» INSTRUCTIONS FOR THE TASK
Collect each line containing "label".

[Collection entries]
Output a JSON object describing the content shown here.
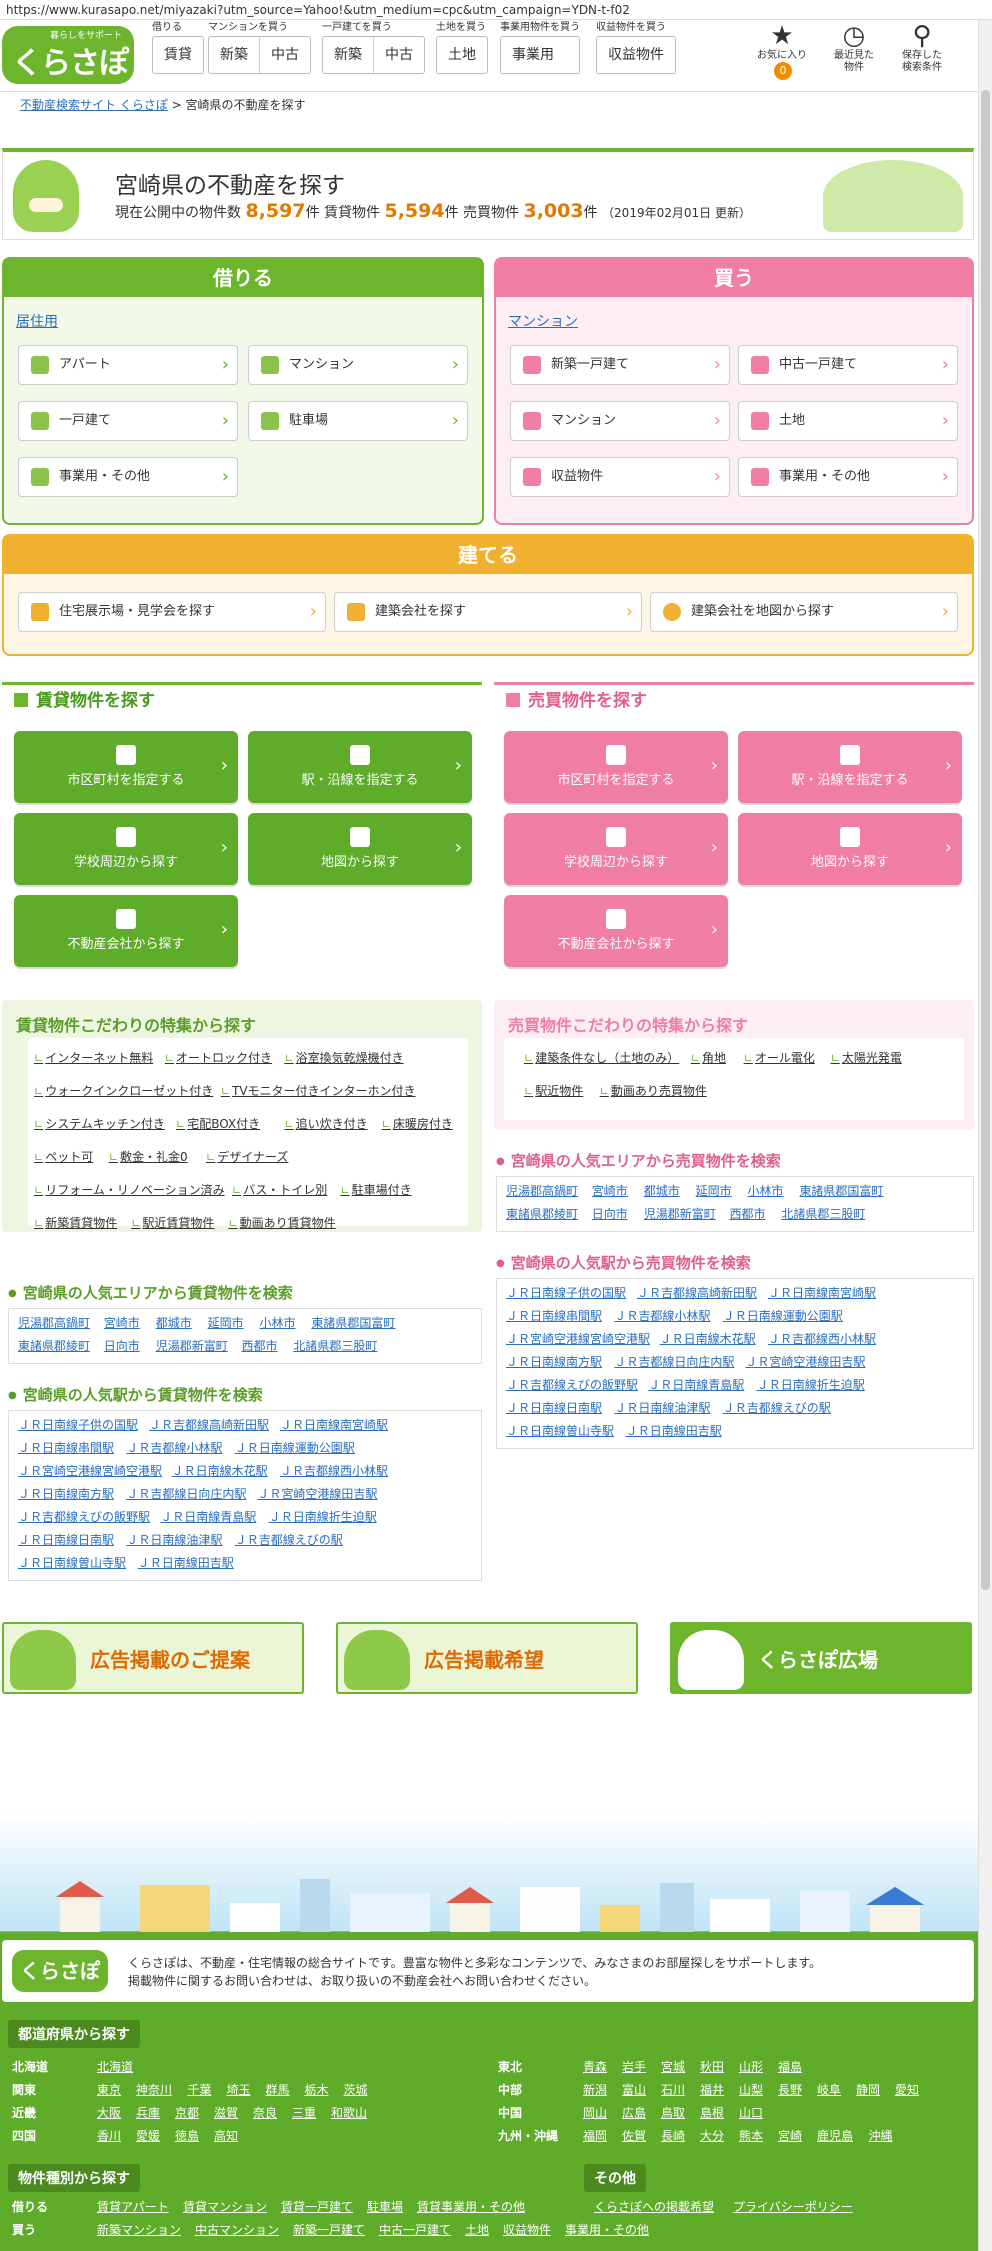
{
  "url": "https://www.kurasapo.net/miyazaki?utm_source=Yahoo!&utm_medium=cpc&utm_campaign=YDN-t-f02",
  "logo": {
    "sub": "暮らしをサポート",
    "main": "くらさぽ"
  },
  "nav": [
    {
      "cap": "借りる",
      "items": [
        "賃貸"
      ]
    },
    {
      "cap": "マンションを買う",
      "items": [
        "新築",
        "中古"
      ]
    },
    {
      "cap": "一戸建てを買う",
      "items": [
        "新築",
        "中古"
      ]
    },
    {
      "cap": "土地を買う",
      "items": [
        "土地"
      ]
    },
    {
      "cap": "事業用物件を買う",
      "items": [
        "事業用"
      ]
    },
    {
      "cap": "収益物件を買う",
      "items": [
        "収益物件"
      ]
    }
  ],
  "hicons": [
    {
      "label": "お気に入り",
      "badge": "0"
    },
    {
      "label": "最近見た\n物件"
    },
    {
      "label": "保存した\n検索条件"
    }
  ],
  "breadcrumb": {
    "home": "不動産検索サイト くらさぽ",
    "sep": ">",
    "current": "宮崎県の不動産を探す"
  },
  "hero": {
    "title": "宮崎県の不動産を探す",
    "l1": "現在公開中の物件数",
    "n1": "8,597",
    "u1": "件 賃貸物件",
    "n2": "5,594",
    "u2": "件 売買物件",
    "n3": "3,003",
    "u3": "件",
    "date": "（2019年02月01日 更新）"
  },
  "rent": {
    "title": "借りる",
    "sub": "居住用",
    "tiles": [
      "アパート",
      "マンション",
      "一戸建て",
      "駐車場",
      "事業用・その他"
    ]
  },
  "buy": {
    "title": "買う",
    "sub": "マンション",
    "tiles": [
      "新築一戸建て",
      "中古一戸建て",
      "マンション",
      "土地",
      "収益物件",
      "事業用・その他"
    ]
  },
  "build": {
    "title": "建てる",
    "tiles": [
      "住宅展示場・見学会を探す",
      "建築会社を探す",
      "建築会社を地図から探す"
    ]
  },
  "rentSearch": {
    "title": "賃貸物件を探す",
    "btns": [
      "市区町村を指定する",
      "駅・沿線を指定する",
      "学校周辺から探す",
      "地図から探す",
      "不動産会社から探す"
    ]
  },
  "buySearch": {
    "title": "売買物件を探す",
    "btns": [
      "市区町村を指定する",
      "駅・沿線を指定する",
      "学校周辺から探す",
      "地図から探す",
      "不動産会社から探す"
    ]
  },
  "rentFeat": {
    "title": "賃貸物件こだわりの特集から探す",
    "tags": [
      [
        "インターネット無料",
        "オートロック付き",
        "浴室換気乾燥機付き"
      ],
      [
        "ウォークインクローゼット付き",
        "TVモニター付きインターホン付き"
      ],
      [
        "システムキッチン付き",
        "宅配BOX付き",
        "追い炊き付き",
        "床暖房付き"
      ],
      [
        "ペット可",
        "敷金・礼金0",
        "デザイナーズ"
      ],
      [
        "リフォーム・リノベーション済み",
        "バス・トイレ別",
        "駐車場付き"
      ],
      [
        "新築賃貸物件",
        "駅近賃貸物件",
        "動画あり賃貸物件"
      ]
    ]
  },
  "buyFeat": {
    "title": "売買物件こだわりの特集から探す",
    "tags": [
      [
        "建築条件なし（土地のみ）",
        "角地",
        "オール電化",
        "太陽光発電"
      ],
      [
        "駅近物件",
        "動画あり売買物件"
      ]
    ]
  },
  "rentArea": {
    "title": "宮崎県の人気エリアから賃貸物件を検索",
    "rows": [
      [
        "児湯郡高鍋町",
        "宮崎市",
        "都城市",
        "延岡市",
        "小林市",
        "東諸県郡国富町"
      ],
      [
        "東諸県郡綾町",
        "日向市",
        "児湯郡新富町",
        "西都市",
        "北諸県郡三股町"
      ]
    ]
  },
  "buyArea": {
    "title": "宮崎県の人気エリアから売買物件を検索",
    "rows": [
      [
        "児湯郡高鍋町",
        "宮崎市",
        "都城市",
        "延岡市",
        "小林市",
        "東諸県郡国富町"
      ],
      [
        "東諸県郡綾町",
        "日向市",
        "児湯郡新富町",
        "西都市",
        "北諸県郡三股町"
      ]
    ]
  },
  "rentSta": {
    "title": "宮崎県の人気駅から賃貸物件を検索",
    "rows": [
      [
        "ＪＲ日南線子供の国駅",
        "ＪＲ吉都線高崎新田駅",
        "ＪＲ日南線南宮崎駅"
      ],
      [
        "ＪＲ日南線串間駅",
        "ＪＲ吉都線小林駅",
        "ＪＲ日南線運動公園駅"
      ],
      [
        "ＪＲ宮崎空港線宮崎空港駅",
        "ＪＲ日南線木花駅",
        "ＪＲ吉都線西小林駅"
      ],
      [
        "ＪＲ日南線南方駅",
        "ＪＲ吉都線日向庄内駅",
        "ＪＲ宮崎空港線田吉駅"
      ],
      [
        "ＪＲ吉都線えびの飯野駅",
        "ＪＲ日南線青島駅",
        "ＪＲ日南線折生迫駅"
      ],
      [
        "ＪＲ日南線日南駅",
        "ＪＲ日南線油津駅",
        "ＪＲ吉都線えびの駅"
      ],
      [
        "ＪＲ日南線曽山寺駅",
        "ＪＲ日南線田吉駅"
      ]
    ]
  },
  "buySta": {
    "title": "宮崎県の人気駅から売買物件を検索",
    "rows": [
      [
        "ＪＲ日南線子供の国駅",
        "ＪＲ吉都線高崎新田駅",
        "ＪＲ日南線南宮崎駅"
      ],
      [
        "ＪＲ日南線串間駅",
        "ＪＲ吉都線小林駅",
        "ＪＲ日南線運動公園駅"
      ],
      [
        "ＪＲ宮崎空港線宮崎空港駅",
        "ＪＲ日南線木花駅",
        "ＪＲ吉都線西小林駅"
      ],
      [
        "ＪＲ日南線南方駅",
        "ＪＲ吉都線日向庄内駅",
        "ＪＲ宮崎空港線田吉駅"
      ],
      [
        "ＪＲ吉都線えびの飯野駅",
        "ＪＲ日南線青島駅",
        "ＪＲ日南線折生迫駅"
      ],
      [
        "ＪＲ日南線日南駅",
        "ＪＲ日南線油津駅",
        "ＪＲ吉都線えびの駅"
      ],
      [
        "ＪＲ日南線曽山寺駅",
        "ＪＲ日南線田吉駅"
      ]
    ]
  },
  "banners": [
    "広告掲載のご提案",
    "広告掲載希望",
    "くらさぽ広場"
  ],
  "footer": {
    "logo": "くらさぽ",
    "t1": "くらさぽは、不動産・住宅情報の総合サイトです。豊富な物件と多彩なコンテンツで、みなさまのお部屋探しをサポートします。",
    "t2": "掲載物件に関するお問い合わせは、お取り扱いの不動産会社へお問い合わせください。",
    "prefTitle": "都道府県から探す",
    "prefL": [
      {
        "r": "北海道",
        "p": [
          "北海道"
        ]
      },
      {
        "r": "関東",
        "p": [
          "東京",
          "神奈川",
          "千葉",
          "埼玉",
          "群馬",
          "栃木",
          "茨城"
        ]
      },
      {
        "r": "近畿",
        "p": [
          "大阪",
          "兵庫",
          "京都",
          "滋賀",
          "奈良",
          "三重",
          "和歌山"
        ]
      },
      {
        "r": "四国",
        "p": [
          "香川",
          "愛媛",
          "徳島",
          "高知"
        ]
      }
    ],
    "prefR": [
      {
        "r": "東北",
        "p": [
          "青森",
          "岩手",
          "宮城",
          "秋田",
          "山形",
          "福島"
        ]
      },
      {
        "r": "中部",
        "p": [
          "新潟",
          "富山",
          "石川",
          "福井",
          "山梨",
          "長野",
          "岐阜",
          "静岡",
          "愛知"
        ]
      },
      {
        "r": "中国",
        "p": [
          "岡山",
          "広島",
          "鳥取",
          "島根",
          "山口"
        ]
      },
      {
        "r": "九州・沖縄",
        "p": [
          "福岡",
          "佐賀",
          "長崎",
          "大分",
          "熊本",
          "宮崎",
          "鹿児島",
          "沖縄"
        ]
      }
    ],
    "typeTitle": "物件種別から探す",
    "otherTitle": "その他",
    "types": [
      {
        "r": "借りる",
        "p": [
          "賃貸アパート",
          "賃貸マンション",
          "賃貸一戸建て",
          "駐車場",
          "賃貸事業用・その他"
        ]
      },
      {
        "r": "買う",
        "p": [
          "新築マンション",
          "中古マンション",
          "新築一戸建て",
          "中古一戸建て",
          "土地",
          "収益物件",
          "事業用・その他"
        ]
      }
    ],
    "others": [
      "くらさぽへの掲載希望",
      "プライバシーポリシー"
    ]
  },
  "colors": {
    "green": "#6cb52d",
    "pink": "#ef7ea2",
    "orange": "#f0b030"
  }
}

» PROBLEM SOLUTION
      "label": "お気に入り",
      "label": "最近見た\n物件"
      "label": "保存した\n検索条件"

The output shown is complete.